### [Task description]
What follows is a listing; restate every line of it word for word.

Start of Recorded data

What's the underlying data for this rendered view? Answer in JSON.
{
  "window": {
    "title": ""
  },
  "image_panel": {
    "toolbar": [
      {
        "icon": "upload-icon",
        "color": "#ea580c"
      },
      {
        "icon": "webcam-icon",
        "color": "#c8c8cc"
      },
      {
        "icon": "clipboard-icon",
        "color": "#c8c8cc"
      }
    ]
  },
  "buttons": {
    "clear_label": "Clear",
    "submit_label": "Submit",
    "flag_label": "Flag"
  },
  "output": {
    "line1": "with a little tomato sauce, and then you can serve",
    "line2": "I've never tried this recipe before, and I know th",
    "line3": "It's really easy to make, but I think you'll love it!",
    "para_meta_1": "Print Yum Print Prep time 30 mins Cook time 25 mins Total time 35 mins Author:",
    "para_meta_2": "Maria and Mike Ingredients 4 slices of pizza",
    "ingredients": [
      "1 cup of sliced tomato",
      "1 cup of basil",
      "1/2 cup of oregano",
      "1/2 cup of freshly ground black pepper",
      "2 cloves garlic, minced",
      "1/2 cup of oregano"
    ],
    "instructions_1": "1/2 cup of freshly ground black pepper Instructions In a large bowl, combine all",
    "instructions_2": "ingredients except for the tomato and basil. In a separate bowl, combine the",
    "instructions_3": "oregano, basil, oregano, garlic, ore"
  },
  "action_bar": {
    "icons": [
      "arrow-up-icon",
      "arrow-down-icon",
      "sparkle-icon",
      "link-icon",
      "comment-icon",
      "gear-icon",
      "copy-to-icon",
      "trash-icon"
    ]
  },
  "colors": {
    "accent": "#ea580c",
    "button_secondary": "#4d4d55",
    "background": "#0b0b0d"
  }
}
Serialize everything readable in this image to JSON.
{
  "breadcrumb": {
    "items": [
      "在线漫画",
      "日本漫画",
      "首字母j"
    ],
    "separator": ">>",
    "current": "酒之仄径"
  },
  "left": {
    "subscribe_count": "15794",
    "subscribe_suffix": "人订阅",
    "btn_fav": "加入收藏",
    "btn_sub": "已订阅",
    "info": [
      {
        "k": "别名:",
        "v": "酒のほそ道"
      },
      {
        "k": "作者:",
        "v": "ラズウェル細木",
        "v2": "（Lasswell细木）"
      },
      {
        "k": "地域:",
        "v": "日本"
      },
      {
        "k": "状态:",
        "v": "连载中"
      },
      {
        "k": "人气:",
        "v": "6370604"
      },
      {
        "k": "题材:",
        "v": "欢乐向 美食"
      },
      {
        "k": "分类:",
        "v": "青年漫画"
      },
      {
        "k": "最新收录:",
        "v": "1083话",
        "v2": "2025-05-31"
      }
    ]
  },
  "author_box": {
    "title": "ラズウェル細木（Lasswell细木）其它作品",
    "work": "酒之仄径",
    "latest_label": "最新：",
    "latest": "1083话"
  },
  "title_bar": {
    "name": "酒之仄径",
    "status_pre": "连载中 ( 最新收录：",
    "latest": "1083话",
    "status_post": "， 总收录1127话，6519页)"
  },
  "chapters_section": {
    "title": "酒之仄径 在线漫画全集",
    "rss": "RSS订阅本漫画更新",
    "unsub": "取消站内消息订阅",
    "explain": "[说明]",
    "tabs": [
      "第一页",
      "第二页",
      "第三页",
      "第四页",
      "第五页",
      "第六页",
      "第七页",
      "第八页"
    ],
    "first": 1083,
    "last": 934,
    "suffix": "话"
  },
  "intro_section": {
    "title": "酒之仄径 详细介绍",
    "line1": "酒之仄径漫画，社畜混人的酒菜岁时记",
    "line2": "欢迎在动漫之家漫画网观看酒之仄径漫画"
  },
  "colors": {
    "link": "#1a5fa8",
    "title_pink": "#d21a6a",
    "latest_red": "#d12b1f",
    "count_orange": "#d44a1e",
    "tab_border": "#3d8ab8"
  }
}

End of Recorded data

### [Output below]
What's the underlying data for this rendered view? Answer in JSON.
{
  "window": {
    "title": ""
  },
  "image_panel": {
    "toolbar": [
      {
        "icon": "upload-icon",
        "color": "#ea580c"
      },
      {
        "icon": "webcam-icon",
        "color": "#c8c8cc"
      },
      {
        "icon": "clipboard-icon",
        "color": "#c8c8cc"
      }
    ]
  },
  "buttons": {
    "clear_label": "Clear",
    "submit_label": "Submit",
    "flag_label": "Flag"
  },
  "output": {
    "line1": "with a little tomato sauce, and then you can serve",
    "line2": "I've never tried this recipe before, and I know th",
    "line3": "It's really easy to make, but I think you'll love it!",
    "para_meta_1": "Print Yum Print Prep time 30 mins Cook time 25 mins Total time 35 mins Author:",
    "para_meta_2": "Maria and Mike Ingredients 4 slices of pizza",
    "ingredients": [
      "1 cup of sliced tomato",
      "1 cup of basil",
      "1/2 cup of oregano",
      "1/2 cup of freshly ground black pepper",
      "2 cloves garlic, minced",
      "1/2 cup of oregano"
    ],
    "instructions_1": "1/2 cup of freshly ground black pepper Instructions In a large bowl, combine all",
    "instructions_2": "ingredients except for the tomato and basil. In a separate bowl, combine the",
    "instructions_3": "oregano, basil, oregano, garlic, ore"
  },
  "action_bar": {
    "icons": [
      "arrow-up-icon",
      "arrow-down-icon",
      "sparkle-icon",
      "link-icon",
      "comment-icon",
      "gear-icon",
      "copy-to-icon",
      "trash-icon"
    ]
  },
  "colors": {
    "accent": "#ea580c",
    "button_secondary": "#4d4d55",
    "background": "#0b0b0d"
  }
}
Serialize everything readable in this image to JSON.
{
  "breadcrumb": {
    "items": [
      "在线漫画",
      "日本漫画",
      "首字母j"
    ],
    "separator": ">>",
    "current": "酒之仄径"
  },
  "left": {
    "subscribe_count": "15794",
    "subscribe_suffix": "人订阅",
    "btn_fav": "加入收藏",
    "btn_sub": "已订阅",
    "info": [
      {
        "k": "别名:",
        "v": "酒のほそ道"
      },
      {
        "k": "作者:",
        "v": "ラズウェル細木",
        "v2": "（Lasswell细木）"
      },
      {
        "k": "地域:",
        "v": "日本"
      },
      {
        "k": "状态:",
        "v": "连载中"
      },
      {
        "k": "人气:",
        "v": "6370604"
      },
      {
        "k": "题材:",
        "v": "欢乐向 美食"
      },
      {
        "k": "分类:",
        "v": "青年漫画"
      },
      {
        "k": "最新收录:",
        "v": "1083话",
        "v2": "2025-05-31"
      }
    ]
  },
  "author_box": {
    "title": "ラズウェル細木（Lasswell细木）其它作品",
    "work": "酒之仄径",
    "latest_label": "最新：",
    "latest": "1083话"
  },
  "title_bar": {
    "name": "酒之仄径",
    "status_pre": "连载中 ( 最新收录：",
    "latest": "1083话",
    "status_post": "， 总收录1127话，6519页)"
  },
  "chapters_section": {
    "title": "酒之仄径 在线漫画全集",
    "rss": "RSS订阅本漫画更新",
    "unsub": "取消站内消息订阅",
    "explain": "[说明]",
    "tabs": [
      "第一页",
      "第二页",
      "第三页",
      "第四页",
      "第五页",
      "第六页",
      "第七页",
      "第八页"
    ],
    "first": 1083,
    "last": 934,
    "suffix": "话"
  },
  "intro_section": {
    "title": "酒之仄径 详细介绍",
    "line1": "酒之仄径漫画，社畜混人的酒菜岁时记",
    "line2": "欢迎在动漫之家漫画网观看酒之仄径漫画"
  },
  "colors": {
    "link": "#1a5fa8",
    "title_pink": "#d21a6a",
    "latest_red": "#d12b1f",
    "count_orange": "#d44a1e",
    "tab_border": "#3d8ab8"
  }
}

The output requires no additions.